• [TO BE DONE]:
Please repeat all of the listing exactly.

• [TASK INPUTS]:
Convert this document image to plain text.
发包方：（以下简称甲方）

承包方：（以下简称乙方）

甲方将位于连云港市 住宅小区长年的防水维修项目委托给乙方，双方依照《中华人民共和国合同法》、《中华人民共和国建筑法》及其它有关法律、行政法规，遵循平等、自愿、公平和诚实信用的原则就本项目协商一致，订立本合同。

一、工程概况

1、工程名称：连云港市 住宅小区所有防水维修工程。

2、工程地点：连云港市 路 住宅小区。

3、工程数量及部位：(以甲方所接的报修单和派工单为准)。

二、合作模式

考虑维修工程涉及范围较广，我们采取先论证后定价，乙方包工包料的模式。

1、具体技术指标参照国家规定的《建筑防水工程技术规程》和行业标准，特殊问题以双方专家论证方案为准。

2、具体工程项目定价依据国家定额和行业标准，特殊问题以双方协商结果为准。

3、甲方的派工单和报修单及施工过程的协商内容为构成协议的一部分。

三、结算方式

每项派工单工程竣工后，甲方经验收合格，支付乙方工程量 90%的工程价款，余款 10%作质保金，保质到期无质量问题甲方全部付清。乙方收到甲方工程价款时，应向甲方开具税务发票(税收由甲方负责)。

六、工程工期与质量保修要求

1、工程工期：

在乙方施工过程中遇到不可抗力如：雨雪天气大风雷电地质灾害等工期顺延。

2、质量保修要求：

• [TASK RESPONSE]:
Convert this document image to plain text.
发包方：（以下简称甲方）

承包方：（以下简称乙方）

甲方将位于连云港市 住宅小区长年的防水维修项目委托给乙方，双方依照《中华人民共和国合同法》、《中华人民共和国建筑法》及其它有关法律、行政法规，遵循平等、自愿、公平和诚实信用的原则就本项目协商一致，订立本合同。

一、工程概况

1、工程名称：连云港市 住宅小区所有防水维修工程。

2、工程地点：连云港市 路 住宅小区。

3、工程数量及部位：(以甲方所接的报修单和派工单为准)。

二、合作模式

考虑维修工程涉及范围较广，我们采取先论证后定价，乙方包工包料的模式。

1、具体技术指标参照国家规定的《建筑防水工程技术规程》和行业标准，特殊问题以双方专家论证方案为准。

2、具体工程项目定价依据国家定额和行业标准，特殊问题以双方协商结果为准。

3、甲方的派工单和报修单及施工过程的协商内容为构成协议的一部分。

三、结算方式

每项派工单工程竣工后，甲方经验收合格，支付乙方工程量 90%的工程价款，余款 10%作质保金，保质到期无质量问题甲方全部付清。乙方收到甲方工程价款时，应向甲方开具税务发票(税收由甲方负责)。

六、工程工期与质量保修要求

1、工程工期：

在乙方施工过程中遇到不可抗力如：雨雪天气大风雷电地质灾害等工期顺延。

2、质量保修要求：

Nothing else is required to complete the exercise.